To do ::
Work out how many lines of the material below mention the word "февраля"; reply with the number only.

Data section ::
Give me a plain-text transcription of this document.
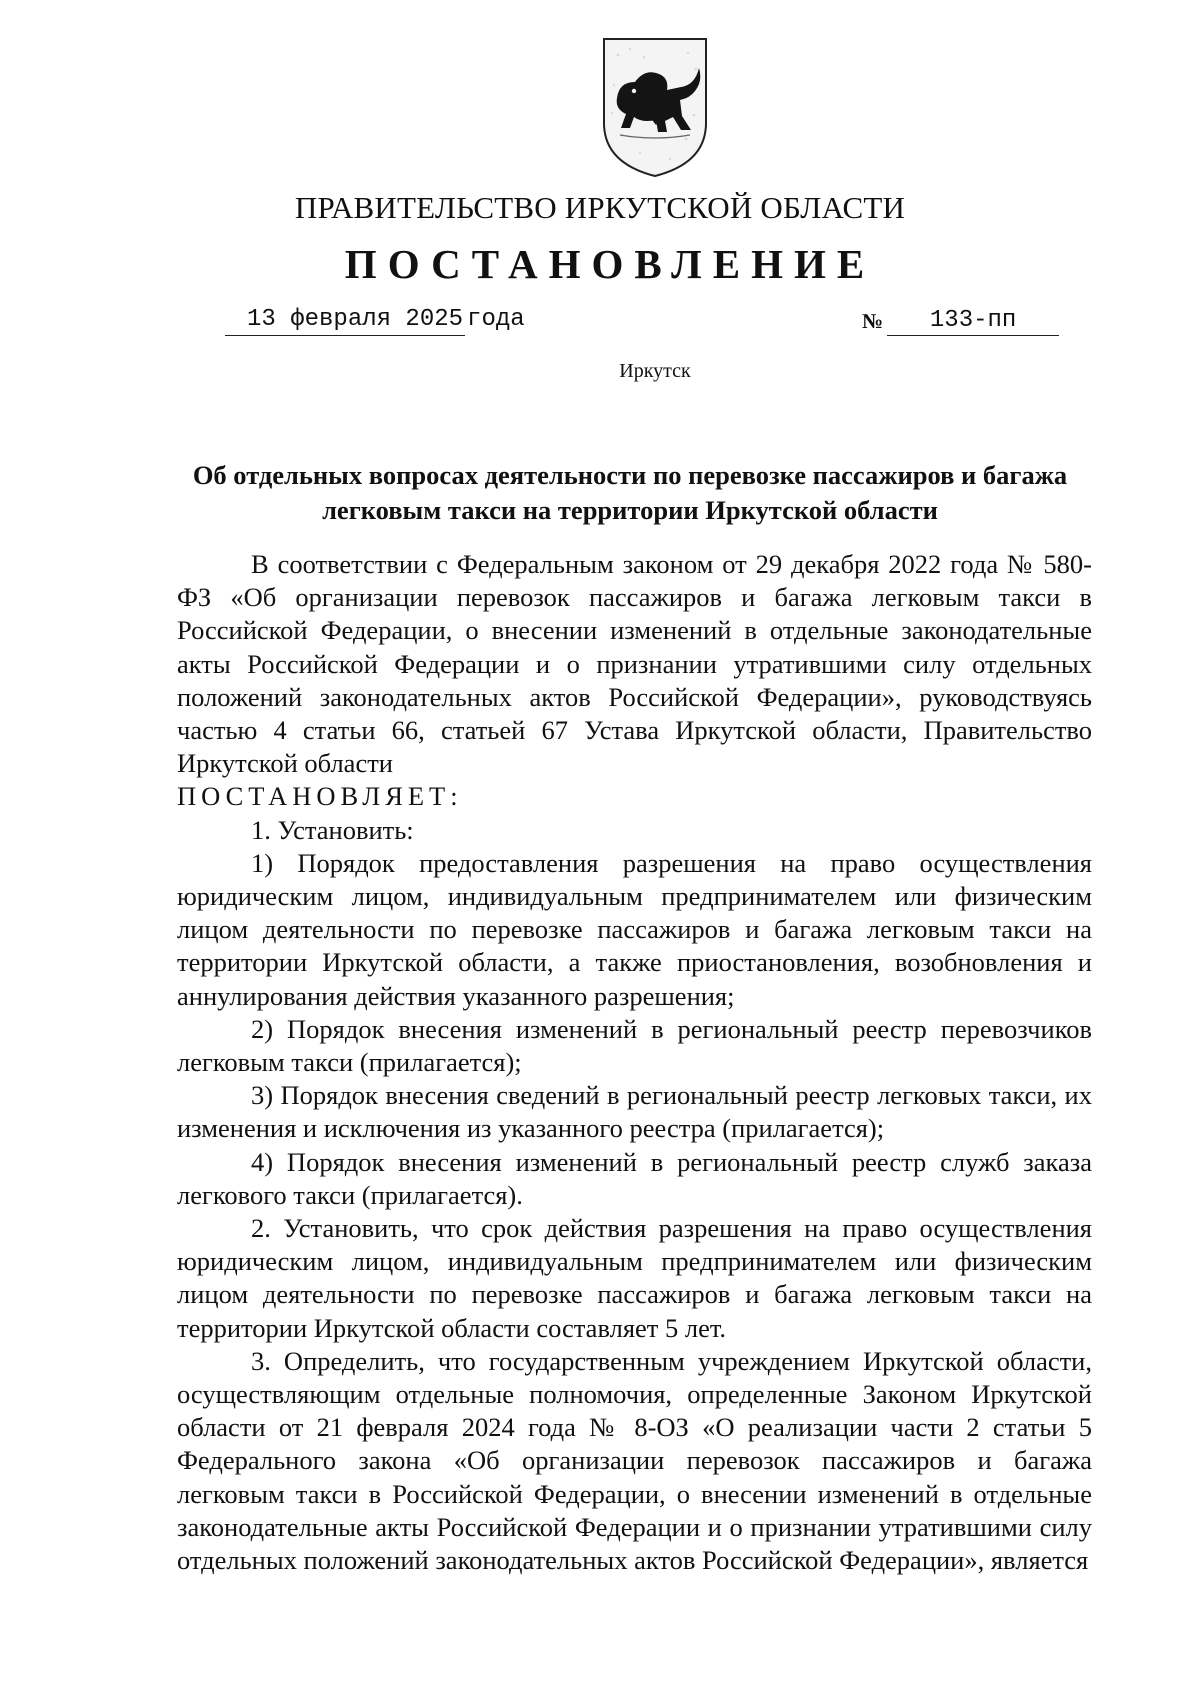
ПРАВИТЕЛЬСТВО ИРКУТСКОЙ ОБЛАСТИ
ПОСТАНОВЛЕНИЕ
13 февраля 2025 года	№ 133-пп
Иркутск
Об отдельных вопросах деятельности по перевозке пассажиров и багажа
легковым такси на территории Иркутской области

В соответствии с Федеральным законом от 29 декабря 2022 года № 580-ФЗ «Об организации перевозок пассажиров и багажа легковым такси в Российской Федерации, о внесении изменений в отдельные законодательные акты Российской Федерации и о признании утратившими силу отдельных положений законодательных актов Российской Федерации», руководствуясь частью 4 статьи 66, статьей 67 Устава Иркутской области, Правительство Иркутской области

ПОСТАНОВЛЯЕТ:

1. Установить:

1) Порядок предоставления разрешения на право осуществления юридическим лицом, индивидуальным предпринимателем или физическим лицом деятельности по перевозке пассажиров и багажа легковым такси на территории Иркутской области, а также приостановления, возобновления и аннулирования действия указанного разрешения;

2) Порядок внесения изменений в региональный реестр перевозчиков легковым такси (прилагается);

3) Порядок внесения сведений в региональный реестр легковых такси, их изменения и исключения из указанного реестра (прилагается);

4) Порядок внесения изменений в региональный реестр служб заказа легкового такси (прилагается).

2. Установить, что срок действия разрешения на право осуществления юридическим лицом, индивидуальным предпринимателем или физическим лицом деятельности по перевозке пассажиров и багажа легковым такси на территории Иркутской области составляет 5 лет.

3. Определить, что государственным учреждением Иркутской области, осуществляющим отдельные полномочия, определенные Законом Иркутской области от 21 февраля 2024 года № 8-ОЗ «О реализации части 2 статьи 5 Федерального закона «Об организации перевозок пассажиров и багажа легковым такси в Российской Федерации, о внесении изменений в отдельные законодательные акты Российской Федерации и о признании утратившими силу отдельных положений законодательных актов Российской Федерации», является
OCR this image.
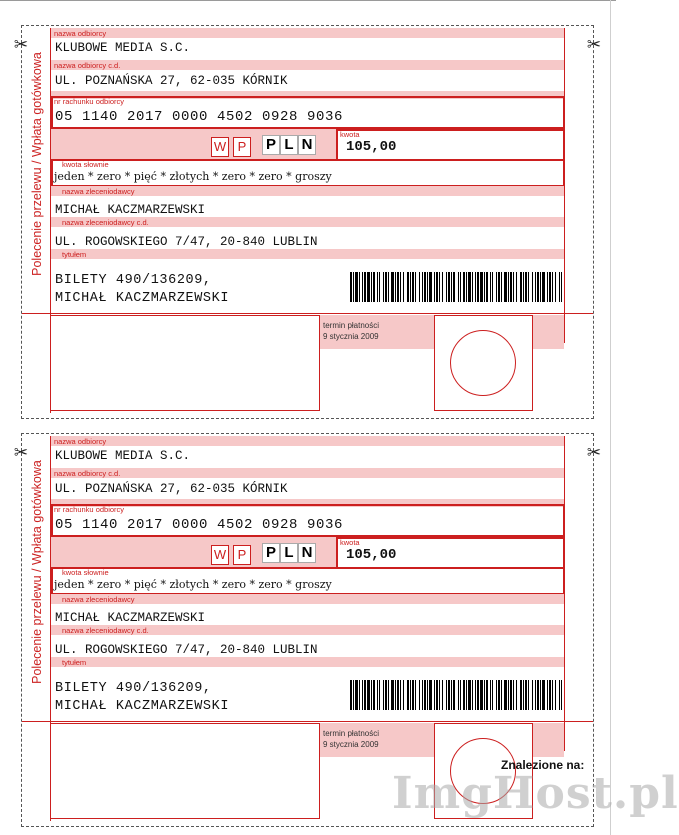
✂	✂
Polecenie przelewu / Wpłata gotówkowa
nazwa odbiorcy
KLUBOWE MEDIA S.C.
nazwa odbiorcy c.d.
UL. POZNAŃSKA 27, 62-035 KÓRNIK
nr rachunku odbiorcy
05 1140 2017 0000 4502 0928 9036
W P	P L N
kwota
105,00
kwota słownie
jeden * zero * pięć * złotych * zero * zero * groszy
nazwa zleceniodawcy
MICHAŁ KACZMARZEWSKI
nazwa zleceniodawcy c.d.
UL. ROGOWSKIEGO 7/47, 20-840 LUBLIN
tytułem
BILETY 490/136209,
MICHAŁ KACZMARZEWSKI
termin płatności
9 stycznia 2009
✂	✂
Polecenie przelewu / Wpłata gotówkowa
nazwa odbiorcy
KLUBOWE MEDIA S.C.
nazwa odbiorcy c.d.
UL. POZNAŃSKA 27, 62-035 KÓRNIK
nr rachunku odbiorcy
05 1140 2017 0000 4502 0928 9036
W P	P L N
kwota
105,00
kwota słownie
jeden * zero * pięć * złotych * zero * zero * groszy
nazwa zleceniodawcy
MICHAŁ KACZMARZEWSKI
nazwa zleceniodawcy c.d.
UL. ROGOWSKIEGO 7/47, 20-840 LUBLIN
tytułem
BILETY 490/136209,
MICHAŁ KACZMARZEWSKI
termin płatności
9 stycznia 2009
Znalezione na:
ImgHost.pl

Exercise output ::
2